The listing below must be repeated word for word, with its images excluded.

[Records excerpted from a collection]
----------

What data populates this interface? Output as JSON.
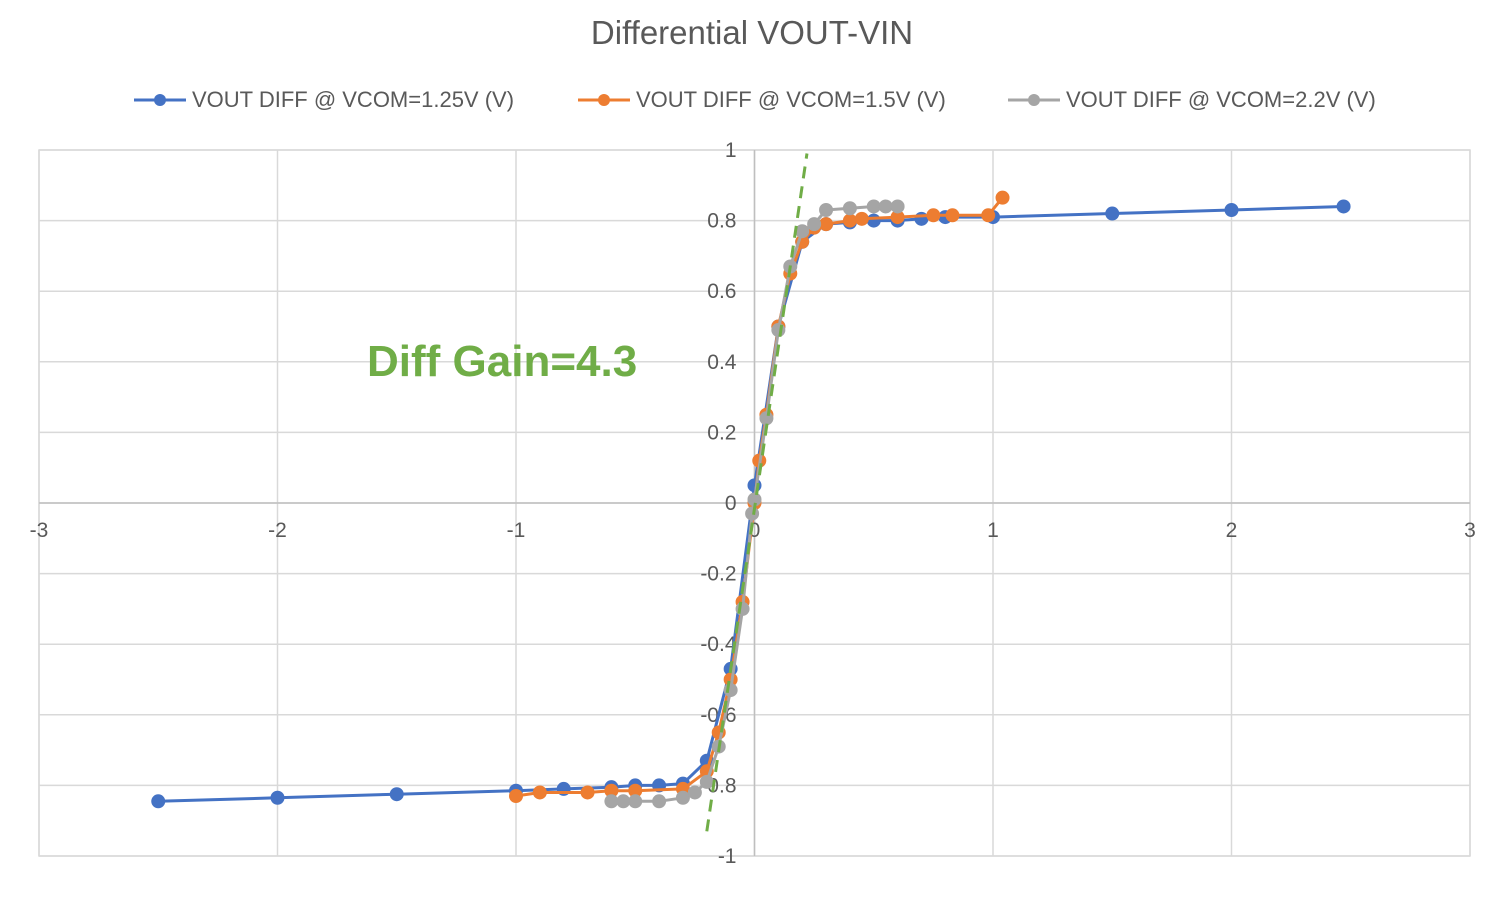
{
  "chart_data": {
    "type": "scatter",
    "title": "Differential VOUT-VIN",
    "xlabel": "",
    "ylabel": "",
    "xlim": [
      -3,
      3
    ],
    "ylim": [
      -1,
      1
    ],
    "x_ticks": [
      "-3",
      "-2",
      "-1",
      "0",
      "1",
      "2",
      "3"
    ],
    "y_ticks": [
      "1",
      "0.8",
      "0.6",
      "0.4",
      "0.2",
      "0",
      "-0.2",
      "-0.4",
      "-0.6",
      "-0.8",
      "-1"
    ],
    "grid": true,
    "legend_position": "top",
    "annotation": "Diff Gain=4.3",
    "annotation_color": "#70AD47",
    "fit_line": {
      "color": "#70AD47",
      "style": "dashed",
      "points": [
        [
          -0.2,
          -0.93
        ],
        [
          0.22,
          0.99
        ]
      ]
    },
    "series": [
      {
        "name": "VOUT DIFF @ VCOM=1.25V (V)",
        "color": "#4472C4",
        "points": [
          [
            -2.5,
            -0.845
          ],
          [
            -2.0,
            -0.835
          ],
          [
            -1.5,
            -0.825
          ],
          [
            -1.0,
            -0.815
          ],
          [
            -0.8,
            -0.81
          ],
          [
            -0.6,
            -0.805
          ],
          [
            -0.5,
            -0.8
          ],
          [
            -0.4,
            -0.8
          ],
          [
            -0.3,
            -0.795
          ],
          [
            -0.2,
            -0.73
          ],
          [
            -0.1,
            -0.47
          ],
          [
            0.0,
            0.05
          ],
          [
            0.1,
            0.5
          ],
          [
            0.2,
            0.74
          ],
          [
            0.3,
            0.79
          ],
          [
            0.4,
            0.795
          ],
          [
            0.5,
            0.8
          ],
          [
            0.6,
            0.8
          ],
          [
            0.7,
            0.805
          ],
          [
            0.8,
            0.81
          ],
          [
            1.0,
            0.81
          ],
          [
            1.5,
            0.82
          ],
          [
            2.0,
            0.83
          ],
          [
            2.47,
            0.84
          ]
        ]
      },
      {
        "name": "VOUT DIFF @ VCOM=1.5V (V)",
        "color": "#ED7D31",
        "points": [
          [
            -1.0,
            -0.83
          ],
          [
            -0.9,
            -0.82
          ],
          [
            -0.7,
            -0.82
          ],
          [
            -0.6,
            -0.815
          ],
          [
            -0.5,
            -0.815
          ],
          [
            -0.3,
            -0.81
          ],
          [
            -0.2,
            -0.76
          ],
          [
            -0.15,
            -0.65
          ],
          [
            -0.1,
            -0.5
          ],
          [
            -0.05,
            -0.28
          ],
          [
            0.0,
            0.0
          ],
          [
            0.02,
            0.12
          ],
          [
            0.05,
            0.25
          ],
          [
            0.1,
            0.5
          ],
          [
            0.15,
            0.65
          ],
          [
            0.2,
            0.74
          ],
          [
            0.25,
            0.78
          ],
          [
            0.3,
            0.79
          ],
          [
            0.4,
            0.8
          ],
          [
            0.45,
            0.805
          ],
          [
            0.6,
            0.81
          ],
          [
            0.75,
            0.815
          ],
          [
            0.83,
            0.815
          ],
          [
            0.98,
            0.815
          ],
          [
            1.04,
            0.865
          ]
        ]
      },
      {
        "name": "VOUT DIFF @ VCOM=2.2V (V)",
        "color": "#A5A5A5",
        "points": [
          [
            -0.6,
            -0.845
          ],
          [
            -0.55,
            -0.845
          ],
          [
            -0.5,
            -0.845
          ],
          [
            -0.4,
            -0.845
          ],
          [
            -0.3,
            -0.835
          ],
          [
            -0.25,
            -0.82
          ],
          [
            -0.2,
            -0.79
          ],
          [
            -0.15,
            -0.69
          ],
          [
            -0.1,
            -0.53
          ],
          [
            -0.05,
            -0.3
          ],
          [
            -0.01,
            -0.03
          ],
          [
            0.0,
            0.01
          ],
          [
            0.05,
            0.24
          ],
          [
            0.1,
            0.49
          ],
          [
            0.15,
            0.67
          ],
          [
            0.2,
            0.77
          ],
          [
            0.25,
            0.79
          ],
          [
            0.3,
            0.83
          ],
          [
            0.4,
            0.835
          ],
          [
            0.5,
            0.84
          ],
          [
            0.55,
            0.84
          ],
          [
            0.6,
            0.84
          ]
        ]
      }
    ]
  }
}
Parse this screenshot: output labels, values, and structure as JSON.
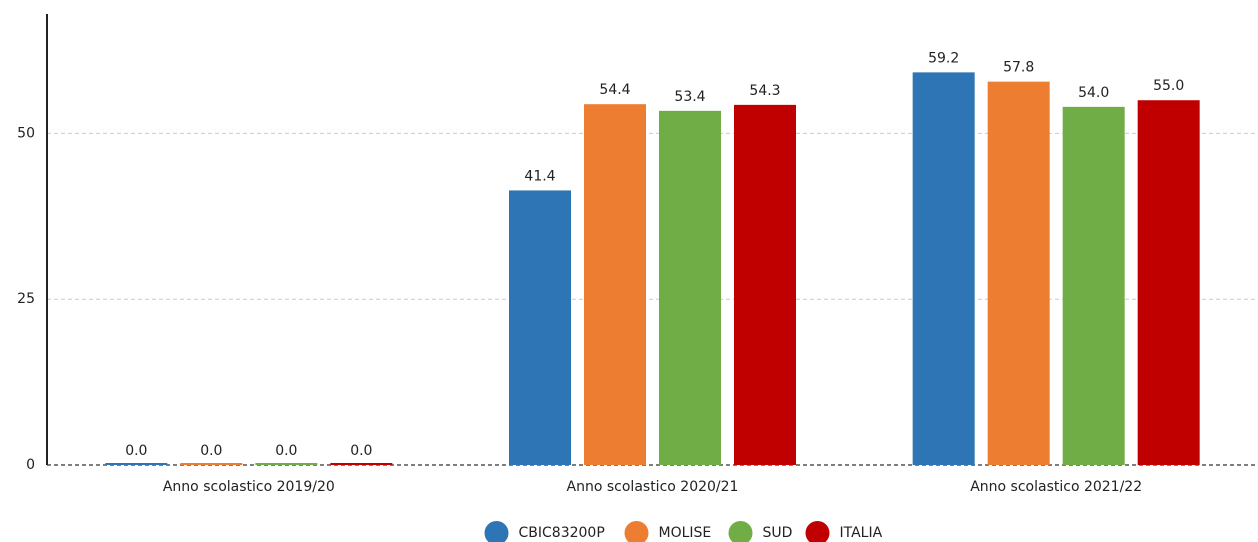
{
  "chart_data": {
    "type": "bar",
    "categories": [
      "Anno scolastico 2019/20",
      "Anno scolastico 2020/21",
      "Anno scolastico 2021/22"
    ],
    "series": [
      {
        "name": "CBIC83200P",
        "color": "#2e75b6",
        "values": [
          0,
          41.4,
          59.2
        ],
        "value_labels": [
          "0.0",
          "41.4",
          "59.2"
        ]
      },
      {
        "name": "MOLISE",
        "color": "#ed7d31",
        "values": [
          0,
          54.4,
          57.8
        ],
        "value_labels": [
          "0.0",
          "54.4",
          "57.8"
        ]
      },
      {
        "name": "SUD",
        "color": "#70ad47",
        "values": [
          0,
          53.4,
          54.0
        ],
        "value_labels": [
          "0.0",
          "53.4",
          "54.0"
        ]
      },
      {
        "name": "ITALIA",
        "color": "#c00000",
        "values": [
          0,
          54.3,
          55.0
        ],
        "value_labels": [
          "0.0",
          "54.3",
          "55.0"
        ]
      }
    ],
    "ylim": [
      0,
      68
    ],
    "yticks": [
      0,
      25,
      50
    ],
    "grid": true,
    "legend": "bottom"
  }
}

----------

▶ **EXERCISE ANSWER**
What data populates this interface? Output as JSON.
{
  "chart_data": {
    "type": "scatter",
    "title": "Differential VOUT-VIN",
    "xlabel": "",
    "ylabel": "",
    "xlim": [
      -3,
      3
    ],
    "ylim": [
      -1,
      1
    ],
    "x_ticks": [
      "-3",
      "-2",
      "-1",
      "0",
      "1",
      "2",
      "3"
    ],
    "y_ticks": [
      "1",
      "0.8",
      "0.6",
      "0.4",
      "0.2",
      "0",
      "-0.2",
      "-0.4",
      "-0.6",
      "-0.8",
      "-1"
    ],
    "grid": true,
    "legend_position": "top",
    "annotation": "Diff Gain=4.3",
    "annotation_color": "#70AD47",
    "fit_line": {
      "color": "#70AD47",
      "style": "dashed",
      "points": [
        [
          -0.2,
          -0.93
        ],
        [
          0.22,
          0.99
        ]
      ]
    },
    "series": [
      {
        "name": "VOUT DIFF @ VCOM=1.25V (V)",
        "color": "#4472C4",
        "points": [
          [
            -2.5,
            -0.845
          ],
          [
            -2.0,
            -0.835
          ],
          [
            -1.5,
            -0.825
          ],
          [
            -1.0,
            -0.815
          ],
          [
            -0.8,
            -0.81
          ],
          [
            -0.6,
            -0.805
          ],
          [
            -0.5,
            -0.8
          ],
          [
            -0.4,
            -0.8
          ],
          [
            -0.3,
            -0.795
          ],
          [
            -0.2,
            -0.73
          ],
          [
            -0.1,
            -0.47
          ],
          [
            0.0,
            0.05
          ],
          [
            0.1,
            0.5
          ],
          [
            0.2,
            0.74
          ],
          [
            0.3,
            0.79
          ],
          [
            0.4,
            0.795
          ],
          [
            0.5,
            0.8
          ],
          [
            0.6,
            0.8
          ],
          [
            0.7,
            0.805
          ],
          [
            0.8,
            0.81
          ],
          [
            1.0,
            0.81
          ],
          [
            1.5,
            0.82
          ],
          [
            2.0,
            0.83
          ],
          [
            2.47,
            0.84
          ]
        ]
      },
      {
        "name": "VOUT DIFF @ VCOM=1.5V (V)",
        "color": "#ED7D31",
        "points": [
          [
            -1.0,
            -0.83
          ],
          [
            -0.9,
            -0.82
          ],
          [
            -0.7,
            -0.82
          ],
          [
            -0.6,
            -0.815
          ],
          [
            -0.5,
            -0.815
          ],
          [
            -0.3,
            -0.81
          ],
          [
            -0.2,
            -0.76
          ],
          [
            -0.15,
            -0.65
          ],
          [
            -0.1,
            -0.5
          ],
          [
            -0.05,
            -0.28
          ],
          [
            0.0,
            0.0
          ],
          [
            0.02,
            0.12
          ],
          [
            0.05,
            0.25
          ],
          [
            0.1,
            0.5
          ],
          [
            0.15,
            0.65
          ],
          [
            0.2,
            0.74
          ],
          [
            0.25,
            0.78
          ],
          [
            0.3,
            0.79
          ],
          [
            0.4,
            0.8
          ],
          [
            0.45,
            0.805
          ],
          [
            0.6,
            0.81
          ],
          [
            0.75,
            0.815
          ],
          [
            0.83,
            0.815
          ],
          [
            0.98,
            0.815
          ],
          [
            1.04,
            0.865
          ]
        ]
      },
      {
        "name": "VOUT DIFF @ VCOM=2.2V (V)",
        "color": "#A5A5A5",
        "points": [
          [
            -0.6,
            -0.845
          ],
          [
            -0.55,
            -0.845
          ],
          [
            -0.5,
            -0.845
          ],
          [
            -0.4,
            -0.845
          ],
          [
            -0.3,
            -0.835
          ],
          [
            -0.25,
            -0.82
          ],
          [
            -0.2,
            -0.79
          ],
          [
            -0.15,
            -0.69
          ],
          [
            -0.1,
            -0.53
          ],
          [
            -0.05,
            -0.3
          ],
          [
            -0.01,
            -0.03
          ],
          [
            0.0,
            0.01
          ],
          [
            0.05,
            0.24
          ],
          [
            0.1,
            0.49
          ],
          [
            0.15,
            0.67
          ],
          [
            0.2,
            0.77
          ],
          [
            0.25,
            0.79
          ],
          [
            0.3,
            0.83
          ],
          [
            0.4,
            0.835
          ],
          [
            0.5,
            0.84
          ],
          [
            0.55,
            0.84
          ],
          [
            0.6,
            0.84
          ]
        ]
      }
    ]
  }
}
Parse this screenshot: output labels, values, and structure as JSON.
{
  "chart_data": {
    "type": "bar",
    "categories": [
      "Anno scolastico 2019/20",
      "Anno scolastico 2020/21",
      "Anno scolastico 2021/22"
    ],
    "series": [
      {
        "name": "CBIC83200P",
        "color": "#2e75b6",
        "values": [
          0,
          41.4,
          59.2
        ],
        "value_labels": [
          "0.0",
          "41.4",
          "59.2"
        ]
      },
      {
        "name": "MOLISE",
        "color": "#ed7d31",
        "values": [
          0,
          54.4,
          57.8
        ],
        "value_labels": [
          "0.0",
          "54.4",
          "57.8"
        ]
      },
      {
        "name": "SUD",
        "color": "#70ad47",
        "values": [
          0,
          53.4,
          54.0
        ],
        "value_labels": [
          "0.0",
          "53.4",
          "54.0"
        ]
      },
      {
        "name": "ITALIA",
        "color": "#c00000",
        "values": [
          0,
          54.3,
          55.0
        ],
        "value_labels": [
          "0.0",
          "54.3",
          "55.0"
        ]
      }
    ],
    "ylim": [
      0,
      68
    ],
    "yticks": [
      0,
      25,
      50
    ],
    "grid": true,
    "legend": "bottom"
  }
}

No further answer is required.